__Quoted text__:
= = =

Imagine that your cyber:bot is navigating a course, and there’s a dark or shady area at the end, such as a cardboard box garage. Your robot’s final task in the course is to stop inside that dark area. Or, perhaps you want the robot to search for and stop under bright light. There’s a simple phototransistor circuit you can use that lets the micro:bit module know it detected bright or dim light by comparing the ambient light to some specified level.
Ambient means ‘existing or present on all sides’ according to Merriam Webster’s dictionary. For the light level in a room, think about ambient light as the overall level of brightness.
(1) phototransistor
(2) jumper wires
(1) resistor, 2 kΩ (red-black-red)
(1) cardboard box "garage" that fits the cyber:bot
(1) Optional - a flashlight or desk lamp, incandescent works best
After some testing, and depending on the light conditions, you might end up replacing the 2 kΩ resistor with one of these resistors, so keep them handy:
(1) resistor, 220 Ω (red-red-brown)
(1) resistor, 470 Ω (yellow-violet-brown)
(1) resistor, 1 kΩ (brown-black-red)
(1) resistor, 4.7 kΩ (yellow-violet-red)
(1) resistor, 10 kΩ (brown-black-orange)
The drawing below will help you tell apart the phototransistor and infrared LED, since they look similar.
The schematic and wiring diagram below show the schematic and wiring diagram of a circuit very similar to the ones in streetlights that turn on automatically at night. The circuit outputs a voltage that varies depending on how much light shines on the phototransistor. The cyber:bot will monitor the voltage level with one of its analog to digital pins.

= = =

__Recorded information__:
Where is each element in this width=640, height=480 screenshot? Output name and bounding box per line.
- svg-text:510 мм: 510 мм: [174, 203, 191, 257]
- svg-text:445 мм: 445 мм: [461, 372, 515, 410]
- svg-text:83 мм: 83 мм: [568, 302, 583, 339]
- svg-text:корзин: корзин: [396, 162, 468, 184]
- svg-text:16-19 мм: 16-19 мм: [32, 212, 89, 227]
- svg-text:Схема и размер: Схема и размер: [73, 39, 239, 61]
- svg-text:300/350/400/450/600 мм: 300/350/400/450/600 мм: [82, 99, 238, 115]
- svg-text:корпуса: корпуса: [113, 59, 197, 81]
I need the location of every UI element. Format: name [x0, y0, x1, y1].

= = =

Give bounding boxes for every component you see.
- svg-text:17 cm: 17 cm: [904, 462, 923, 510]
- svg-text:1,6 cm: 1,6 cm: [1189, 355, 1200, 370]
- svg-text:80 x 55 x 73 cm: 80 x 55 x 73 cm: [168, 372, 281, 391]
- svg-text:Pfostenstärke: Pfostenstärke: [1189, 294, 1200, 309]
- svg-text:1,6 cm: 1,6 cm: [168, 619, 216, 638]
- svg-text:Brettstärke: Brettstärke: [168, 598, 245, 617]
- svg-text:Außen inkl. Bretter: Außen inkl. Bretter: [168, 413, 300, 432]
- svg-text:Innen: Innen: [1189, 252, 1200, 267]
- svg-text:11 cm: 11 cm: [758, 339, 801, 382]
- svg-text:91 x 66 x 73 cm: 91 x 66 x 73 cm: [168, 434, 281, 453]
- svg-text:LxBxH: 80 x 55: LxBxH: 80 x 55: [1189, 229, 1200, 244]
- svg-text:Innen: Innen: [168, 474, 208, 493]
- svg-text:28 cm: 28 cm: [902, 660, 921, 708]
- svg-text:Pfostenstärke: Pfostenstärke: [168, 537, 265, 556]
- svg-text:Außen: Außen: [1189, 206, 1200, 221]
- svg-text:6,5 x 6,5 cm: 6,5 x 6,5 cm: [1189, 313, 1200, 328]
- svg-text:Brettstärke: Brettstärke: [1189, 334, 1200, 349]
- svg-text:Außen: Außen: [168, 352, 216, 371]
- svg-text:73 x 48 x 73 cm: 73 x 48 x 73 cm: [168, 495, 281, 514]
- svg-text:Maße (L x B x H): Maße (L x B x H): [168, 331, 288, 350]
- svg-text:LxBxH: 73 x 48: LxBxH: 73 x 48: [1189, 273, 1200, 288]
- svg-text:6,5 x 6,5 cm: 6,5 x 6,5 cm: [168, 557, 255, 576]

= = =

__Exercise description__: From the text on the cyber:bot phototransistor circuit, list each resistor it names as a possible replacement for the 2 kΩ resistor, giving each one's value and color bands.

__Written solution__:
- 220 Ω (red-red-brown)
- 470 Ω (yellow-violet-brown)
- 1 kΩ (brown-black-red)
- 4.7 kΩ (yellow-violet-red)
- 10 kΩ (brown-black-orange)